| Task directions |
Exactly reproduce each entry, leaving out nothing.

| Data for the task |

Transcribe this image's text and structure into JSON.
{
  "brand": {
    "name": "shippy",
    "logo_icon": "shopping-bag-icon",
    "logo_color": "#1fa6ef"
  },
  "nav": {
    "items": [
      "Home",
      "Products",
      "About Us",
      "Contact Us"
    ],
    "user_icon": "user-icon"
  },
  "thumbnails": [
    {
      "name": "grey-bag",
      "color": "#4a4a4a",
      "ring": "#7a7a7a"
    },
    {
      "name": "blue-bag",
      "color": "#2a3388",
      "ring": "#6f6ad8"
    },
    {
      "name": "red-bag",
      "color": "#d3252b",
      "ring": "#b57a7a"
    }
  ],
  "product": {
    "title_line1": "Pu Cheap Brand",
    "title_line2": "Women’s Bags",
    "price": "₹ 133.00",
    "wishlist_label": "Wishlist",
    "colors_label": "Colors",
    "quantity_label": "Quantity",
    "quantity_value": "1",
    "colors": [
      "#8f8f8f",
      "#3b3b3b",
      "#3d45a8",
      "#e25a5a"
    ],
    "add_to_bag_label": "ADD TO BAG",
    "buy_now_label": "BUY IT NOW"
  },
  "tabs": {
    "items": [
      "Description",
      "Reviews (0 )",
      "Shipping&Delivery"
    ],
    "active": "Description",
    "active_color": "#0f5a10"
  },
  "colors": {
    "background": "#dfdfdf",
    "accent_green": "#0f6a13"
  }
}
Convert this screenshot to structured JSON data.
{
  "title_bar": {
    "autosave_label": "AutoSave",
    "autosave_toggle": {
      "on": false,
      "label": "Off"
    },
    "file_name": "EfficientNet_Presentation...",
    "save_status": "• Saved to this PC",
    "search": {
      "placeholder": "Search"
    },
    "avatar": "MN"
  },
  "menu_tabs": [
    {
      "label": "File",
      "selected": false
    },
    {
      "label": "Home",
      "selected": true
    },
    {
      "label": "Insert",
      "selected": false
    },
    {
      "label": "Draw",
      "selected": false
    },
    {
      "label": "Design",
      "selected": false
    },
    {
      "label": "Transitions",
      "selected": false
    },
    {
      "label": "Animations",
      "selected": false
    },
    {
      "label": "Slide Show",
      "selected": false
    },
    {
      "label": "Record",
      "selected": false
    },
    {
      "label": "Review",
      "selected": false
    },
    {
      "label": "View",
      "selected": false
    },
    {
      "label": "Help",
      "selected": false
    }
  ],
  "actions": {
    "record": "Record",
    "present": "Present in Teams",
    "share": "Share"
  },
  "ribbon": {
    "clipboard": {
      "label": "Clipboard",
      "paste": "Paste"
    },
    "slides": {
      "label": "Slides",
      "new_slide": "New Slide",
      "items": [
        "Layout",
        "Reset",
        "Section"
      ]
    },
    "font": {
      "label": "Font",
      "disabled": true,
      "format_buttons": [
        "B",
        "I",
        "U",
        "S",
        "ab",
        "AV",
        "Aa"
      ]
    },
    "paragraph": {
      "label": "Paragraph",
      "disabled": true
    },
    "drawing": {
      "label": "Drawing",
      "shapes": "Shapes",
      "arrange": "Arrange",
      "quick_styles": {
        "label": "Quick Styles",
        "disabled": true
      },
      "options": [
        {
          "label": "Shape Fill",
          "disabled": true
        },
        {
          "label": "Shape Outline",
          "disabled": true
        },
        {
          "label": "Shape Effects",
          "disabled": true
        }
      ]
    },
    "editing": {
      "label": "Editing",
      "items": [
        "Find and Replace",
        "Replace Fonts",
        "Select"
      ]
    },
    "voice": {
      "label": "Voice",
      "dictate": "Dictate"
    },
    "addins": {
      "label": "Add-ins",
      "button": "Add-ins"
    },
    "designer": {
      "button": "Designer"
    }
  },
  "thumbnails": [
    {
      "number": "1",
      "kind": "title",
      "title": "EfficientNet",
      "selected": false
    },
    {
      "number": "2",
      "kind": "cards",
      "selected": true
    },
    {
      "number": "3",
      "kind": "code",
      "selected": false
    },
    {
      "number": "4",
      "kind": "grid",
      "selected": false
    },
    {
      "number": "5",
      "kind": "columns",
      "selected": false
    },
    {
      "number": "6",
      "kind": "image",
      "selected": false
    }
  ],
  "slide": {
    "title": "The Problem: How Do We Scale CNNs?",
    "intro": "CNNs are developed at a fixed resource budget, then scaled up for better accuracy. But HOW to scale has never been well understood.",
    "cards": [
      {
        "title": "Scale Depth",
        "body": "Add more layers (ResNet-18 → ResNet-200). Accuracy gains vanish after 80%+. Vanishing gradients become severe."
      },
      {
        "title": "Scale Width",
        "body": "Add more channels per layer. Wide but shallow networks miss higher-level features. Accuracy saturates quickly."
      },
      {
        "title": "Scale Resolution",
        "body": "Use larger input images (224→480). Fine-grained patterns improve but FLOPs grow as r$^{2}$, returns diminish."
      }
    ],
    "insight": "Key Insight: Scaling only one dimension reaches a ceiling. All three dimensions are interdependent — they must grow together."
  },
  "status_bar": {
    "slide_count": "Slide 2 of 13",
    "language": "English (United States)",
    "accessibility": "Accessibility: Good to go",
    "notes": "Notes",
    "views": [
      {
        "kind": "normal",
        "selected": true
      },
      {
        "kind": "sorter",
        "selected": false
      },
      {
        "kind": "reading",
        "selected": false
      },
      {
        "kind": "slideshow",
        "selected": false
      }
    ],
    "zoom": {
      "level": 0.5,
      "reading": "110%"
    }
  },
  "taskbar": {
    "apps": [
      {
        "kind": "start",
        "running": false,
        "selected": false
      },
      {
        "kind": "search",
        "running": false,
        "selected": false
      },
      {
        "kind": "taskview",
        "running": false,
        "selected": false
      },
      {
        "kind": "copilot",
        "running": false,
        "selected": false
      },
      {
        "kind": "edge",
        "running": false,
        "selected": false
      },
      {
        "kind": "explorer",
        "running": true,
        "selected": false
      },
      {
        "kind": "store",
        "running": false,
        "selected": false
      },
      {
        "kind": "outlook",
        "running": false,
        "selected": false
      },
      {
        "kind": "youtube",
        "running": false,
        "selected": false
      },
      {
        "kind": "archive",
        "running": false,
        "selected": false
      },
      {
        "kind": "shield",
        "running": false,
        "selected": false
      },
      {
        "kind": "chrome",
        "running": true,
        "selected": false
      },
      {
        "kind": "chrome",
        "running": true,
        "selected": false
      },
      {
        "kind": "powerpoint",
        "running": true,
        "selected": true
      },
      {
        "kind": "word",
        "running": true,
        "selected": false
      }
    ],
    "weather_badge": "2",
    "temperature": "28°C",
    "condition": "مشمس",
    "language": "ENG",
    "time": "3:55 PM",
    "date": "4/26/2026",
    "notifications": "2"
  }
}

| Output for this exercise |
Transcribe this image's text and structure into JSON.
{
  "brand": {
    "name": "shippy",
    "logo_icon": "shopping-bag-icon",
    "logo_color": "#1fa6ef"
  },
  "nav": {
    "items": [
      "Home",
      "Products",
      "About Us",
      "Contact Us"
    ],
    "user_icon": "user-icon"
  },
  "thumbnails": [
    {
      "name": "grey-bag",
      "color": "#4a4a4a",
      "ring": "#7a7a7a"
    },
    {
      "name": "blue-bag",
      "color": "#2a3388",
      "ring": "#6f6ad8"
    },
    {
      "name": "red-bag",
      "color": "#d3252b",
      "ring": "#b57a7a"
    }
  ],
  "product": {
    "title_line1": "Pu Cheap Brand",
    "title_line2": "Women’s Bags",
    "price": "₹ 133.00",
    "wishlist_label": "Wishlist",
    "colors_label": "Colors",
    "quantity_label": "Quantity",
    "quantity_value": "1",
    "colors": [
      "#8f8f8f",
      "#3b3b3b",
      "#3d45a8",
      "#e25a5a"
    ],
    "add_to_bag_label": "ADD TO BAG",
    "buy_now_label": "BUY IT NOW"
  },
  "tabs": {
    "items": [
      "Description",
      "Reviews (0 )",
      "Shipping&Delivery"
    ],
    "active": "Description",
    "active_color": "#0f5a10"
  },
  "colors": {
    "background": "#dfdfdf",
    "accent_green": "#0f6a13"
  }
}
Convert this screenshot to structured JSON data.
{
  "title_bar": {
    "autosave_label": "AutoSave",
    "autosave_toggle": {
      "on": false,
      "label": "Off"
    },
    "file_name": "EfficientNet_Presentation...",
    "save_status": "• Saved to this PC",
    "search": {
      "placeholder": "Search"
    },
    "avatar": "MN"
  },
  "menu_tabs": [
    {
      "label": "File",
      "selected": false
    },
    {
      "label": "Home",
      "selected": true
    },
    {
      "label": "Insert",
      "selected": false
    },
    {
      "label": "Draw",
      "selected": false
    },
    {
      "label": "Design",
      "selected": false
    },
    {
      "label": "Transitions",
      "selected": false
    },
    {
      "label": "Animations",
      "selected": false
    },
    {
      "label": "Slide Show",
      "selected": false
    },
    {
      "label": "Record",
      "selected": false
    },
    {
      "label": "Review",
      "selected": false
    },
    {
      "label": "View",
      "selected": false
    },
    {
      "label": "Help",
      "selected": false
    }
  ],
  "actions": {
    "record": "Record",
    "present": "Present in Teams",
    "share": "Share"
  },
  "ribbon": {
    "clipboard": {
      "label": "Clipboard",
      "paste": "Paste"
    },
    "slides": {
      "label": "Slides",
      "new_slide": "New Slide",
      "items": [
        "Layout",
        "Reset",
        "Section"
      ]
    },
    "font": {
      "label": "Font",
      "disabled": true,
      "format_buttons": [
        "B",
        "I",
        "U",
        "S",
        "ab",
        "AV",
        "Aa"
      ]
    },
    "paragraph": {
      "label": "Paragraph",
      "disabled": true
    },
    "drawing": {
      "label": "Drawing",
      "shapes": "Shapes",
      "arrange": "Arrange",
      "quick_styles": {
        "label": "Quick Styles",
        "disabled": true
      },
      "options": [
        {
          "label": "Shape Fill",
          "disabled": true
        },
        {
          "label": "Shape Outline",
          "disabled": true
        },
        {
          "label": "Shape Effects",
          "disabled": true
        }
      ]
    },
    "editing": {
      "label": "Editing",
      "items": [
        "Find and Replace",
        "Replace Fonts",
        "Select"
      ]
    },
    "voice": {
      "label": "Voice",
      "dictate": "Dictate"
    },
    "addins": {
      "label": "Add-ins",
      "button": "Add-ins"
    },
    "designer": {
      "button": "Designer"
    }
  },
  "thumbnails": [
    {
      "number": "1",
      "kind": "title",
      "title": "EfficientNet",
      "selected": false
    },
    {
      "number": "2",
      "kind": "cards",
      "selected": true
    },
    {
      "number": "3",
      "kind": "code",
      "selected": false
    },
    {
      "number": "4",
      "kind": "grid",
      "selected": false
    },
    {
      "number": "5",
      "kind": "columns",
      "selected": false
    },
    {
      "number": "6",
      "kind": "image",
      "selected": false
    }
  ],
  "slide": {
    "title": "The Problem: How Do We Scale CNNs?",
    "intro": "CNNs are developed at a fixed resource budget, then scaled up for better accuracy. But HOW to scale has never been well understood.",
    "cards": [
      {
        "title": "Scale Depth",
        "body": "Add more layers (ResNet-18 → ResNet-200). Accuracy gains vanish after 80%+. Vanishing gradients become severe."
      },
      {
        "title": "Scale Width",
        "body": "Add more channels per layer. Wide but shallow networks miss higher-level features. Accuracy saturates quickly."
      },
      {
        "title": "Scale Resolution",
        "body": "Use larger input images (224→480). Fine-grained patterns improve but FLOPs grow as r$^{2}$, returns diminish."
      }
    ],
    "insight": "Key Insight: Scaling only one dimension reaches a ceiling. All three dimensions are interdependent — they must grow together."
  },
  "status_bar": {
    "slide_count": "Slide 2 of 13",
    "language": "English (United States)",
    "accessibility": "Accessibility: Good to go",
    "notes": "Notes",
    "views": [
      {
        "kind": "normal",
        "selected": true
      },
      {
        "kind": "sorter",
        "selected": false
      },
      {
        "kind": "reading",
        "selected": false
      },
      {
        "kind": "slideshow",
        "selected": false
      }
    ],
    "zoom": {
      "level": 0.5,
      "reading": "110%"
    }
  },
  "taskbar": {
    "apps": [
      {
        "kind": "start",
        "running": false,
        "selected": false
      },
      {
        "kind": "search",
        "running": false,
        "selected": false
      },
      {
        "kind": "taskview",
        "running": false,
        "selected": false
      },
      {
        "kind": "copilot",
        "running": false,
        "selected": false
      },
      {
        "kind": "edge",
        "running": false,
        "selected": false
      },
      {
        "kind": "explorer",
        "running": true,
        "selected": false
      },
      {
        "kind": "store",
        "running": false,
        "selected": false
      },
      {
        "kind": "outlook",
        "running": false,
        "selected": false
      },
      {
        "kind": "youtube",
        "running": false,
        "selected": false
      },
      {
        "kind": "archive",
        "running": false,
        "selected": false
      },
      {
        "kind": "shield",
        "running": false,
        "selected": false
      },
      {
        "kind": "chrome",
        "running": true,
        "selected": false
      },
      {
        "kind": "chrome",
        "running": true,
        "selected": false
      },
      {
        "kind": "powerpoint",
        "running": true,
        "selected": true
      },
      {
        "kind": "word",
        "running": true,
        "selected": false
      }
    ],
    "weather_badge": "2",
    "temperature": "28°C",
    "condition": "مشمس",
    "language": "ENG",
    "time": "3:55 PM",
    "date": "4/26/2026",
    "notifications": "2"
  }
}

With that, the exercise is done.